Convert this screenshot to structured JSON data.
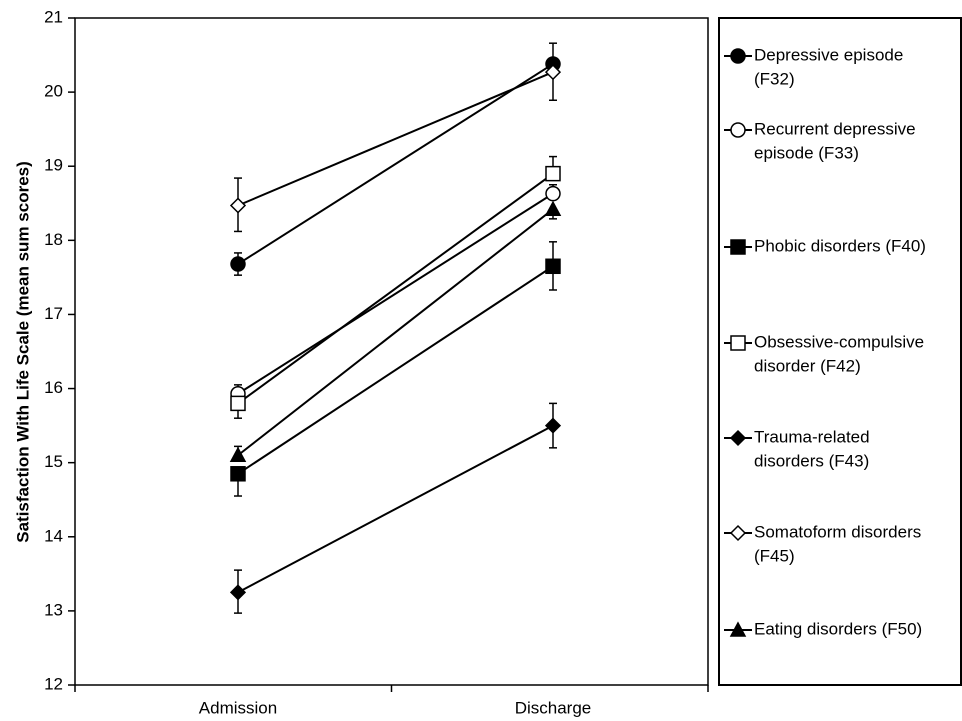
{
  "chart_data": {
    "type": "line",
    "categories": [
      "Admission",
      "Discharge"
    ],
    "ylabel": "Satisfaction With Life Scale (mean sum scores)",
    "xlabel": "",
    "ylim": [
      12,
      21
    ],
    "yticks": [
      12,
      13,
      14,
      15,
      16,
      17,
      18,
      19,
      20,
      21
    ],
    "legend_position": "right",
    "grid": false,
    "series": [
      {
        "name": "Depressive episode (F32)",
        "label_lines": [
          "Depressive episode",
          "(F32)"
        ],
        "marker": "circle",
        "filled": true,
        "values": [
          17.68,
          20.38
        ],
        "error_up": [
          0.15,
          0.28
        ],
        "error_down": [
          0.15,
          0.0
        ]
      },
      {
        "name": "Recurrent depressive episode (F33)",
        "label_lines": [
          "Recurrent depressive",
          "episode (F33)"
        ],
        "marker": "circle",
        "filled": false,
        "values": [
          15.93,
          18.63
        ],
        "error_up": [
          0.12,
          0.12
        ],
        "error_down": [
          0.0,
          0.0
        ]
      },
      {
        "name": "Phobic disorders (F40)",
        "label_lines": [
          "Phobic disorders (F40)"
        ],
        "marker": "square",
        "filled": true,
        "values": [
          14.85,
          17.65
        ],
        "error_up": [
          0.0,
          0.33
        ],
        "error_down": [
          0.3,
          0.32
        ]
      },
      {
        "name": "Obsessive-compulsive disorder (F42)",
        "label_lines": [
          "Obsessive-compulsive",
          "disorder (F42)"
        ],
        "marker": "square",
        "filled": false,
        "values": [
          15.8,
          18.9
        ],
        "error_up": [
          0.0,
          0.23
        ],
        "error_down": [
          0.2,
          0.0
        ]
      },
      {
        "name": "Trauma-related disorders (F43)",
        "label_lines": [
          "Trauma-related",
          "disorders (F43)"
        ],
        "marker": "diamond",
        "filled": true,
        "values": [
          13.25,
          15.5
        ],
        "error_up": [
          0.3,
          0.3
        ],
        "error_down": [
          0.28,
          0.3
        ]
      },
      {
        "name": "Somatoform disorders (F45)",
        "label_lines": [
          "Somatoform disorders",
          "(F45)"
        ],
        "marker": "diamond",
        "filled": false,
        "values": [
          18.47,
          20.27
        ],
        "error_up": [
          0.37,
          0.0
        ],
        "error_down": [
          0.35,
          0.38
        ]
      },
      {
        "name": "Eating disorders (F50)",
        "label_lines": [
          "Eating disorders (F50)"
        ],
        "marker": "triangle",
        "filled": true,
        "values": [
          15.1,
          18.42
        ],
        "error_up": [
          0.12,
          0.0
        ],
        "error_down": [
          0.0,
          0.13
        ]
      }
    ]
  }
}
+-------+
**Exercise requirements**
Print out every entry above without changing a word, and leave out the pictures.

**The result**
Convert this screenshot to structured JSON data.
{
  "chart_data": {
    "type": "line",
    "categories": [
      "Admission",
      "Discharge"
    ],
    "ylabel": "Satisfaction With Life Scale (mean sum scores)",
    "xlabel": "",
    "ylim": [
      12,
      21
    ],
    "yticks": [
      12,
      13,
      14,
      15,
      16,
      17,
      18,
      19,
      20,
      21
    ],
    "legend_position": "right",
    "grid": false,
    "series": [
      {
        "name": "Depressive episode (F32)",
        "label_lines": [
          "Depressive episode",
          "(F32)"
        ],
        "marker": "circle",
        "filled": true,
        "values": [
          17.68,
          20.38
        ],
        "error_up": [
          0.15,
          0.28
        ],
        "error_down": [
          0.15,
          0.0
        ]
      },
      {
        "name": "Recurrent depressive episode (F33)",
        "label_lines": [
          "Recurrent depressive",
          "episode (F33)"
        ],
        "marker": "circle",
        "filled": false,
        "values": [
          15.93,
          18.63
        ],
        "error_up": [
          0.12,
          0.12
        ],
        "error_down": [
          0.0,
          0.0
        ]
      },
      {
        "name": "Phobic disorders (F40)",
        "label_lines": [
          "Phobic disorders (F40)"
        ],
        "marker": "square",
        "filled": true,
        "values": [
          14.85,
          17.65
        ],
        "error_up": [
          0.0,
          0.33
        ],
        "error_down": [
          0.3,
          0.32
        ]
      },
      {
        "name": "Obsessive-compulsive disorder (F42)",
        "label_lines": [
          "Obsessive-compulsive",
          "disorder (F42)"
        ],
        "marker": "square",
        "filled": false,
        "values": [
          15.8,
          18.9
        ],
        "error_up": [
          0.0,
          0.23
        ],
        "error_down": [
          0.2,
          0.0
        ]
      },
      {
        "name": "Trauma-related disorders (F43)",
        "label_lines": [
          "Trauma-related",
          "disorders (F43)"
        ],
        "marker": "diamond",
        "filled": true,
        "values": [
          13.25,
          15.5
        ],
        "error_up": [
          0.3,
          0.3
        ],
        "error_down": [
          0.28,
          0.3
        ]
      },
      {
        "name": "Somatoform disorders (F45)",
        "label_lines": [
          "Somatoform disorders",
          "(F45)"
        ],
        "marker": "diamond",
        "filled": false,
        "values": [
          18.47,
          20.27
        ],
        "error_up": [
          0.37,
          0.0
        ],
        "error_down": [
          0.35,
          0.38
        ]
      },
      {
        "name": "Eating disorders (F50)",
        "label_lines": [
          "Eating disorders (F50)"
        ],
        "marker": "triangle",
        "filled": true,
        "values": [
          15.1,
          18.42
        ],
        "error_up": [
          0.12,
          0.0
        ],
        "error_down": [
          0.0,
          0.13
        ]
      }
    ]
  }
}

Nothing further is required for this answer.